**WRITTEN EXERCISE**. Rewrite every line of the records below, swapping each occurrence of "legend-swatch" for "legend-marker" and leaving everything else unchanged.

— Start of GIVEN RECORDS —

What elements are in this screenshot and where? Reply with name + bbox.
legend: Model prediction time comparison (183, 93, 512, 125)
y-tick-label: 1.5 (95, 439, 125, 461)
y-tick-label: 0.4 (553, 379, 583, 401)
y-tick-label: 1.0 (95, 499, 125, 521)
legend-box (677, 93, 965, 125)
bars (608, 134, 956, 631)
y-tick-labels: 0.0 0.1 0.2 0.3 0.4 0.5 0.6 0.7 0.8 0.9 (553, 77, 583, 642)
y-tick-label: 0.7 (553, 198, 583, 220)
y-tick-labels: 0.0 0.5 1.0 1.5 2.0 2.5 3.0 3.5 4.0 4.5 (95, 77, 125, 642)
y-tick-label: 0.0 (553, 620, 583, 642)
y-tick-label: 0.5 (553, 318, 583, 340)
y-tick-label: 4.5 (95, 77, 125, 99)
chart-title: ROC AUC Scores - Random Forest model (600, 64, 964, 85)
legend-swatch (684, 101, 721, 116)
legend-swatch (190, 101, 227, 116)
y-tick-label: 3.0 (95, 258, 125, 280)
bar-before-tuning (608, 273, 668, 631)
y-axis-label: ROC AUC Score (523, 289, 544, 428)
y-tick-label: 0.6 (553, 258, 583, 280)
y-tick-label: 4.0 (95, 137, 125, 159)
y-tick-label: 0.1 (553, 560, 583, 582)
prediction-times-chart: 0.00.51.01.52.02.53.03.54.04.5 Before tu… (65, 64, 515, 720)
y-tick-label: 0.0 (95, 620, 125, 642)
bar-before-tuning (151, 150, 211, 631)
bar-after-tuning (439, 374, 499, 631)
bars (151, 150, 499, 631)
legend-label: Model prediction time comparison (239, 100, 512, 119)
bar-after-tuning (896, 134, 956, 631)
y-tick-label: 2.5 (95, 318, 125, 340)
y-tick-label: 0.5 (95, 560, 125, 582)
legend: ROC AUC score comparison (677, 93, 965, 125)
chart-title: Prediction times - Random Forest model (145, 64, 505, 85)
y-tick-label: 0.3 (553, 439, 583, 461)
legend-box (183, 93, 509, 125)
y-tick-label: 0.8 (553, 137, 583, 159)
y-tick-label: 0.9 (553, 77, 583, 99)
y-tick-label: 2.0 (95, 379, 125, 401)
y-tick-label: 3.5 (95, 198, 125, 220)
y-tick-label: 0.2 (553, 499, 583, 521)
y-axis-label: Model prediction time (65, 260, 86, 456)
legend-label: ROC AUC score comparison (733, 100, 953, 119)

— End of GIVEN RECORDS —

**PROBLEM SOLUTION**.
What elements are in this screenshot and where? Reply with name + bbox.
legend: Model prediction time comparison (183, 93, 512, 125)
y-tick-label: 1.5 (95, 439, 125, 461)
y-tick-label: 0.4 (553, 379, 583, 401)
y-tick-label: 1.0 (95, 499, 125, 521)
legend-box (677, 93, 965, 125)
bars (608, 134, 956, 631)
y-tick-labels: 0.0 0.1 0.2 0.3 0.4 0.5 0.6 0.7 0.8 0.9 (553, 77, 583, 642)
y-tick-label: 0.7 (553, 198, 583, 220)
y-tick-labels: 0.0 0.5 1.0 1.5 2.0 2.5 3.0 3.5 4.0 4.5 (95, 77, 125, 642)
y-tick-label: 0.0 (553, 620, 583, 642)
y-tick-label: 0.5 (553, 318, 583, 340)
y-tick-label: 4.5 (95, 77, 125, 99)
chart-title: ROC AUC Scores - Random Forest model (600, 64, 964, 85)
legend-marker (684, 101, 721, 116)
legend-marker (190, 101, 227, 116)
y-tick-label: 3.0 (95, 258, 125, 280)
bar-before-tuning (608, 273, 668, 631)
y-axis-label: ROC AUC Score (523, 289, 544, 428)
y-tick-label: 0.6 (553, 258, 583, 280)
y-tick-label: 4.0 (95, 137, 125, 159)
y-tick-label: 0.1 (553, 560, 583, 582)
prediction-times-chart: 0.00.51.01.52.02.53.03.54.04.5 Before tu… (65, 64, 515, 720)
y-tick-label: 0.0 (95, 620, 125, 642)
bar-before-tuning (151, 150, 211, 631)
bar-after-tuning (439, 374, 499, 631)
bars (151, 150, 499, 631)
legend-label: Model prediction time comparison (239, 100, 512, 119)
bar-after-tuning (896, 134, 956, 631)
y-tick-label: 2.5 (95, 318, 125, 340)
y-tick-label: 0.5 (95, 560, 125, 582)
legend: ROC AUC score comparison (677, 93, 965, 125)
chart-title: Prediction times - Random Forest model (145, 64, 505, 85)
y-tick-label: 0.3 (553, 439, 583, 461)
legend-box (183, 93, 509, 125)
y-tick-label: 0.8 (553, 137, 583, 159)
y-tick-label: 0.9 (553, 77, 583, 99)
y-tick-label: 2.0 (95, 379, 125, 401)
y-tick-label: 3.5 (95, 198, 125, 220)
y-tick-label: 0.2 (553, 499, 583, 521)
y-axis-label: Model prediction time (65, 260, 86, 456)
legend-label: ROC AUC score comparison (733, 100, 953, 119)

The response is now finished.